# Venetoclax-Based Regimens in CLL: Immunoglobulin G Levels, Absolute Neutrophil Counts, and Infectious Complications

**Authors:** Wojciech Szlasa, Monika Kisielewska, Anna Sobczyńska-Konefał, Emilia Jaskuła, Monika Mordak-Domagała, Jacek Kwiatkowski, Katarzyna Tatara, Agnieszka Kuś, Mateusz Sawicki, Izabela Dereń-Wagemann, Mariola Sędzimirska, Ugo Giordano, Jarosław Dybko

PMC · DOI: 10.3390/biomedicines13071609 · 2025-06-30

## TL;DR

This study compares how two venetoclax-based treatments affect immune markers and infection risk in patients with chronic lymphocytic leukemia.

## Contribution

The study highlights differences in immune recovery between first-line and second-line venetoclax-based regimens in CLL.

## Key findings

- First-line VenO therapy significantly improved absolute neutrophil counts.
- Second-line VenR therapy showed limited impact on neutrophil counts and a decline in IgG levels.
- Prior treatment history may hinder immune recovery in second-line VenR patients.

============

> _STUDY QUESTIONS_
a) According to the venetoclax study summary, what effect did first-line VenO therapy have on absolute neutrophil counts?
b) Write out the part of the venetoclax study summary starting with "This study compares" and going on through "absolute neutrophil counts.".
The data come from a separate source.

> _Items from a dataset_

============

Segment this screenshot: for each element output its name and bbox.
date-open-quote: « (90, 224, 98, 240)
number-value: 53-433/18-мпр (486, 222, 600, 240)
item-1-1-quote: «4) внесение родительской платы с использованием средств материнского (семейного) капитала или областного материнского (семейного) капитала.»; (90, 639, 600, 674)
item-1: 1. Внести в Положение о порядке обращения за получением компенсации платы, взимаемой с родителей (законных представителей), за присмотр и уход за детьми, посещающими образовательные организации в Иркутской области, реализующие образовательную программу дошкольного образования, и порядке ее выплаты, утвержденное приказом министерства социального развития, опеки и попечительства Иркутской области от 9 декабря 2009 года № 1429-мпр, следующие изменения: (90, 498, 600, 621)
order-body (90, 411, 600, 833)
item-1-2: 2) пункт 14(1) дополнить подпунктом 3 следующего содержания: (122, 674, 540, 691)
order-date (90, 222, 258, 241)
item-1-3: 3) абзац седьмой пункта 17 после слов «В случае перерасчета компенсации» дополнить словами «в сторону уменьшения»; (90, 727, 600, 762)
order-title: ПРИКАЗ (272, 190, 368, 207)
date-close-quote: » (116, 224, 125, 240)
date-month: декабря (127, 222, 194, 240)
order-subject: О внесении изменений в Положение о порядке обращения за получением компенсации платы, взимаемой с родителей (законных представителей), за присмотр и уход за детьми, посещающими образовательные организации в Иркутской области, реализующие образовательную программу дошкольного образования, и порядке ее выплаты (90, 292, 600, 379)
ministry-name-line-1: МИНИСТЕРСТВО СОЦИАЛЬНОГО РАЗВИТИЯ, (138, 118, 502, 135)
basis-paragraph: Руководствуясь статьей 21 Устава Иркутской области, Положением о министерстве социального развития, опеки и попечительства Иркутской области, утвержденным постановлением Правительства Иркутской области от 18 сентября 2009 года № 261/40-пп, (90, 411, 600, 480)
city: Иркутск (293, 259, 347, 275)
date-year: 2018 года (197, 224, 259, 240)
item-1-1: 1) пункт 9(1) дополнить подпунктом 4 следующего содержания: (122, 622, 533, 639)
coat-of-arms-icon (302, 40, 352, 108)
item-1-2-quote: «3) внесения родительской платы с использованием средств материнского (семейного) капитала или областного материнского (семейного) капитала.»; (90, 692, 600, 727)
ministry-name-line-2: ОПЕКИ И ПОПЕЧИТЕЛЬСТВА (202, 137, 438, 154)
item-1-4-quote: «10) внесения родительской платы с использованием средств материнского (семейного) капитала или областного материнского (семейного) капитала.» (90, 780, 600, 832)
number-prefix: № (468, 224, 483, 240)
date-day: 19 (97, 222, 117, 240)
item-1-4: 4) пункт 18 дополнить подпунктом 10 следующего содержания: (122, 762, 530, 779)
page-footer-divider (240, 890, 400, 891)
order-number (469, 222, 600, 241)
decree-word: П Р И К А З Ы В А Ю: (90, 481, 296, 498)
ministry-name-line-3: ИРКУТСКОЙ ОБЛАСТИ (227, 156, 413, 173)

============

> _SOLUTIONS TO EACH TASK_
a) It significantly improved them.

b)
This study compares how two venetoclax-based treatments affect immune markers and infection risk in patients with chronic lymphocytic leukemia.

## Contribution

The study highlights differences in immune recovery between first-line and second-line venetoclax-based regimens in CLL.

## Key findings

- First-line VenO therapy significantly improved absolute neutrophil counts.